Your goal
Omit the images, then print each record below exactly as it reads.

Exercise data
==================================================
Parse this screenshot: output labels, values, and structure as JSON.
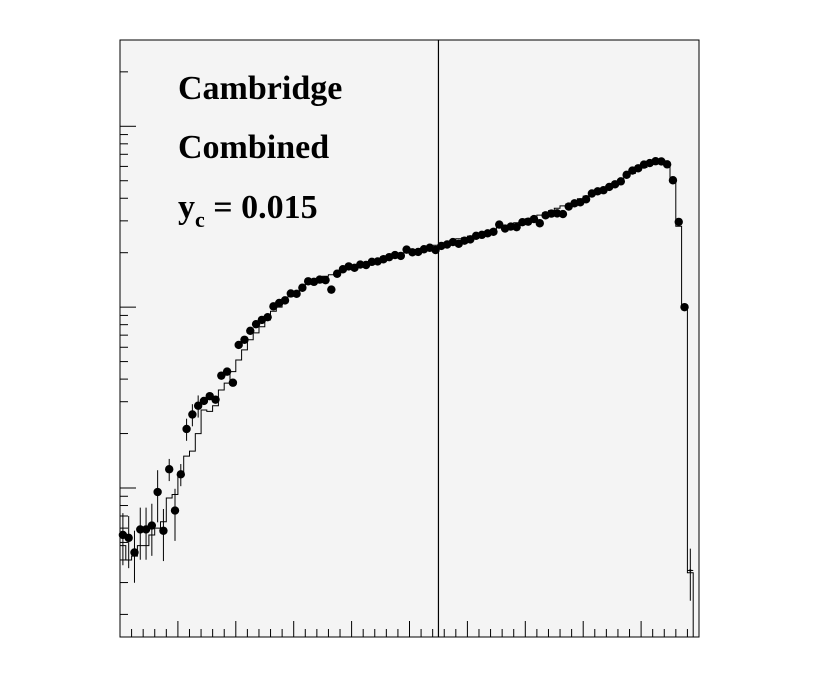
{
  "colors": {
    "background": "#ffffff",
    "plot_background": "#f4f4f4",
    "ink": "#000000"
  },
  "chart_data": {
    "type": "scatter",
    "title": "",
    "xlabel": "",
    "ylabel": "",
    "y_scale": "log",
    "grid": false,
    "xlim": [
      0,
      100
    ],
    "ylim": [
      0.0015,
      3
    ],
    "annotations": {
      "line1": "Cambridge",
      "line2": "Combined",
      "line3_main": "y",
      "line3_sub": "c",
      "line3_rest": " = 0.015"
    },
    "vertical_marker_x": 55,
    "series": [
      {
        "kind": "points_with_errors",
        "x": [
          0.5,
          1.5,
          2.5,
          3.5,
          4.5,
          5.5,
          6.5,
          7.5,
          8.5,
          9.5,
          10.5,
          11.5,
          12.5,
          13.5,
          14.5,
          15.5,
          16.5,
          17.5,
          18.5,
          19.5,
          20.5,
          21.5,
          22.5,
          23.5,
          24.5,
          25.5,
          26.5,
          27.5,
          28.5,
          29.5,
          30.5,
          31.5,
          32.5,
          33.5,
          34.5,
          35.5,
          36.5,
          37.5,
          38.5,
          39.5,
          40.5,
          41.5,
          42.5,
          43.5,
          44.5,
          45.5,
          46.5,
          47.5,
          48.5,
          49.5,
          50.5,
          51.5,
          52.5,
          53.5,
          54.5,
          55.5,
          56.5,
          57.5,
          58.5,
          59.5,
          60.5,
          61.5,
          62.5,
          63.5,
          64.5,
          65.5,
          66.5,
          67.5,
          68.5,
          69.5,
          70.5,
          71.5,
          72.5,
          73.5,
          74.5,
          75.5,
          76.5,
          77.5,
          78.5,
          79.5,
          80.5,
          81.5,
          82.5,
          83.5,
          84.5,
          85.5,
          86.5,
          87.5,
          88.5,
          89.5,
          90.5,
          91.5,
          92.5,
          93.5,
          94.5,
          95.5,
          96.5,
          97.5,
          98.5
        ],
        "y": [
          0.0055,
          0.0053,
          0.0044,
          0.0059,
          0.0059,
          0.0062,
          0.0095,
          0.0058,
          0.0127,
          0.0075,
          0.0119,
          0.0212,
          0.0255,
          0.0285,
          0.0303,
          0.0322,
          0.0308,
          0.0418,
          0.044,
          0.0382,
          0.0618,
          0.066,
          0.074,
          0.0805,
          0.085,
          0.088,
          0.101,
          0.1055,
          0.109,
          0.119,
          0.1185,
          0.128,
          0.139,
          0.138,
          0.142,
          0.141,
          0.125,
          0.153,
          0.162,
          0.168,
          0.165,
          0.172,
          0.171,
          0.178,
          0.179,
          0.184,
          0.189,
          0.194,
          0.192,
          0.208,
          0.201,
          0.202,
          0.209,
          0.213,
          0.207,
          0.218,
          0.222,
          0.229,
          0.224,
          0.233,
          0.237,
          0.248,
          0.251,
          0.256,
          0.261,
          0.286,
          0.272,
          0.279,
          0.277,
          0.295,
          0.297,
          0.307,
          0.291,
          0.322,
          0.329,
          0.33,
          0.327,
          0.36,
          0.375,
          0.38,
          0.395,
          0.425,
          0.437,
          0.443,
          0.462,
          0.478,
          0.496,
          0.539,
          0.569,
          0.586,
          0.614,
          0.626,
          0.641,
          0.639,
          0.616,
          0.503,
          0.296,
          0.1,
          0.0035
        ]
      },
      {
        "kind": "histogram",
        "x": [
          0.5,
          1.5,
          2.5,
          3.5,
          4.5,
          5.5,
          6.5,
          7.5,
          8.5,
          9.5,
          10.5,
          11.5,
          12.5,
          13.5,
          14.5,
          15.5,
          16.5,
          17.5,
          18.5,
          19.5,
          20.5,
          21.5,
          22.5,
          23.5,
          24.5,
          25.5,
          26.5,
          27.5,
          28.5,
          29.5,
          30.5,
          31.5,
          32.5,
          33.5,
          34.5,
          35.5,
          36.5,
          37.5,
          38.5,
          39.5,
          40.5,
          41.5,
          42.5,
          43.5,
          44.5,
          45.5,
          46.5,
          47.5,
          48.5,
          49.5,
          50.5,
          51.5,
          52.5,
          53.5,
          54.5,
          55.5,
          56.5,
          57.5,
          58.5,
          59.5,
          60.5,
          61.5,
          62.5,
          63.5,
          64.5,
          65.5,
          66.5,
          67.5,
          68.5,
          69.5,
          70.5,
          71.5,
          72.5,
          73.5,
          74.5,
          75.5,
          76.5,
          77.5,
          78.5,
          79.5,
          80.5,
          81.5,
          82.5,
          83.5,
          84.5,
          85.5,
          86.5,
          87.5,
          88.5,
          89.5,
          90.5,
          91.5,
          92.5,
          93.5,
          94.5,
          95.5,
          96.5,
          97.5,
          98.5
        ],
        "y": [
          0.0048,
          0.004,
          0.0042,
          0.0048,
          0.0048,
          0.0055,
          0.006,
          0.0065,
          0.0088,
          0.0092,
          0.012,
          0.015,
          0.016,
          0.02,
          0.027,
          0.0265,
          0.0285,
          0.0348,
          0.038,
          0.044,
          0.051,
          0.058,
          0.066,
          0.072,
          0.078,
          0.085,
          0.095,
          0.1,
          0.106,
          0.115,
          0.121,
          0.129,
          0.134,
          0.14,
          0.145,
          0.148,
          0.151,
          0.156,
          0.159,
          0.164,
          0.169,
          0.172,
          0.175,
          0.18,
          0.182,
          0.19,
          0.187,
          0.192,
          0.197,
          0.2,
          0.204,
          0.208,
          0.212,
          0.216,
          0.22,
          0.224,
          0.228,
          0.233,
          0.239,
          0.242,
          0.247,
          0.253,
          0.257,
          0.262,
          0.269,
          0.276,
          0.28,
          0.286,
          0.293,
          0.3,
          0.308,
          0.316,
          0.323,
          0.333,
          0.342,
          0.352,
          0.363,
          0.372,
          0.385,
          0.397,
          0.411,
          0.424,
          0.438,
          0.453,
          0.47,
          0.488,
          0.507,
          0.528,
          0.548,
          0.57,
          0.592,
          0.615,
          0.633,
          0.642,
          0.605,
          0.49,
          0.28,
          0.101,
          0.0034
        ]
      }
    ]
  }
}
==================================================
Exercise solution
Parse this screenshot: output labels, values, and structure as JSON.
{
  "colors": {
    "background": "#ffffff",
    "plot_background": "#f4f4f4",
    "ink": "#000000"
  },
  "chart_data": {
    "type": "scatter",
    "title": "",
    "xlabel": "",
    "ylabel": "",
    "y_scale": "log",
    "grid": false,
    "xlim": [
      0,
      100
    ],
    "ylim": [
      0.0015,
      3
    ],
    "annotations": {
      "line1": "Cambridge",
      "line2": "Combined",
      "line3_main": "y",
      "line3_sub": "c",
      "line3_rest": " = 0.015"
    },
    "vertical_marker_x": 55,
    "series": [
      {
        "kind": "points_with_errors",
        "x": [
          0.5,
          1.5,
          2.5,
          3.5,
          4.5,
          5.5,
          6.5,
          7.5,
          8.5,
          9.5,
          10.5,
          11.5,
          12.5,
          13.5,
          14.5,
          15.5,
          16.5,
          17.5,
          18.5,
          19.5,
          20.5,
          21.5,
          22.5,
          23.5,
          24.5,
          25.5,
          26.5,
          27.5,
          28.5,
          29.5,
          30.5,
          31.5,
          32.5,
          33.5,
          34.5,
          35.5,
          36.5,
          37.5,
          38.5,
          39.5,
          40.5,
          41.5,
          42.5,
          43.5,
          44.5,
          45.5,
          46.5,
          47.5,
          48.5,
          49.5,
          50.5,
          51.5,
          52.5,
          53.5,
          54.5,
          55.5,
          56.5,
          57.5,
          58.5,
          59.5,
          60.5,
          61.5,
          62.5,
          63.5,
          64.5,
          65.5,
          66.5,
          67.5,
          68.5,
          69.5,
          70.5,
          71.5,
          72.5,
          73.5,
          74.5,
          75.5,
          76.5,
          77.5,
          78.5,
          79.5,
          80.5,
          81.5,
          82.5,
          83.5,
          84.5,
          85.5,
          86.5,
          87.5,
          88.5,
          89.5,
          90.5,
          91.5,
          92.5,
          93.5,
          94.5,
          95.5,
          96.5,
          97.5,
          98.5
        ],
        "y": [
          0.0055,
          0.0053,
          0.0044,
          0.0059,
          0.0059,
          0.0062,
          0.0095,
          0.0058,
          0.0127,
          0.0075,
          0.0119,
          0.0212,
          0.0255,
          0.0285,
          0.0303,
          0.0322,
          0.0308,
          0.0418,
          0.044,
          0.0382,
          0.0618,
          0.066,
          0.074,
          0.0805,
          0.085,
          0.088,
          0.101,
          0.1055,
          0.109,
          0.119,
          0.1185,
          0.128,
          0.139,
          0.138,
          0.142,
          0.141,
          0.125,
          0.153,
          0.162,
          0.168,
          0.165,
          0.172,
          0.171,
          0.178,
          0.179,
          0.184,
          0.189,
          0.194,
          0.192,
          0.208,
          0.201,
          0.202,
          0.209,
          0.213,
          0.207,
          0.218,
          0.222,
          0.229,
          0.224,
          0.233,
          0.237,
          0.248,
          0.251,
          0.256,
          0.261,
          0.286,
          0.272,
          0.279,
          0.277,
          0.295,
          0.297,
          0.307,
          0.291,
          0.322,
          0.329,
          0.33,
          0.327,
          0.36,
          0.375,
          0.38,
          0.395,
          0.425,
          0.437,
          0.443,
          0.462,
          0.478,
          0.496,
          0.539,
          0.569,
          0.586,
          0.614,
          0.626,
          0.641,
          0.639,
          0.616,
          0.503,
          0.296,
          0.1,
          0.0035
        ]
      },
      {
        "kind": "histogram",
        "x": [
          0.5,
          1.5,
          2.5,
          3.5,
          4.5,
          5.5,
          6.5,
          7.5,
          8.5,
          9.5,
          10.5,
          11.5,
          12.5,
          13.5,
          14.5,
          15.5,
          16.5,
          17.5,
          18.5,
          19.5,
          20.5,
          21.5,
          22.5,
          23.5,
          24.5,
          25.5,
          26.5,
          27.5,
          28.5,
          29.5,
          30.5,
          31.5,
          32.5,
          33.5,
          34.5,
          35.5,
          36.5,
          37.5,
          38.5,
          39.5,
          40.5,
          41.5,
          42.5,
          43.5,
          44.5,
          45.5,
          46.5,
          47.5,
          48.5,
          49.5,
          50.5,
          51.5,
          52.5,
          53.5,
          54.5,
          55.5,
          56.5,
          57.5,
          58.5,
          59.5,
          60.5,
          61.5,
          62.5,
          63.5,
          64.5,
          65.5,
          66.5,
          67.5,
          68.5,
          69.5,
          70.5,
          71.5,
          72.5,
          73.5,
          74.5,
          75.5,
          76.5,
          77.5,
          78.5,
          79.5,
          80.5,
          81.5,
          82.5,
          83.5,
          84.5,
          85.5,
          86.5,
          87.5,
          88.5,
          89.5,
          90.5,
          91.5,
          92.5,
          93.5,
          94.5,
          95.5,
          96.5,
          97.5,
          98.5
        ],
        "y": [
          0.0048,
          0.004,
          0.0042,
          0.0048,
          0.0048,
          0.0055,
          0.006,
          0.0065,
          0.0088,
          0.0092,
          0.012,
          0.015,
          0.016,
          0.02,
          0.027,
          0.0265,
          0.0285,
          0.0348,
          0.038,
          0.044,
          0.051,
          0.058,
          0.066,
          0.072,
          0.078,
          0.085,
          0.095,
          0.1,
          0.106,
          0.115,
          0.121,
          0.129,
          0.134,
          0.14,
          0.145,
          0.148,
          0.151,
          0.156,
          0.159,
          0.164,
          0.169,
          0.172,
          0.175,
          0.18,
          0.182,
          0.19,
          0.187,
          0.192,
          0.197,
          0.2,
          0.204,
          0.208,
          0.212,
          0.216,
          0.22,
          0.224,
          0.228,
          0.233,
          0.239,
          0.242,
          0.247,
          0.253,
          0.257,
          0.262,
          0.269,
          0.276,
          0.28,
          0.286,
          0.293,
          0.3,
          0.308,
          0.316,
          0.323,
          0.333,
          0.342,
          0.352,
          0.363,
          0.372,
          0.385,
          0.397,
          0.411,
          0.424,
          0.438,
          0.453,
          0.47,
          0.488,
          0.507,
          0.528,
          0.548,
          0.57,
          0.592,
          0.615,
          0.633,
          0.642,
          0.605,
          0.49,
          0.28,
          0.101,
          0.0034
        ]
      }
    ]
  }
}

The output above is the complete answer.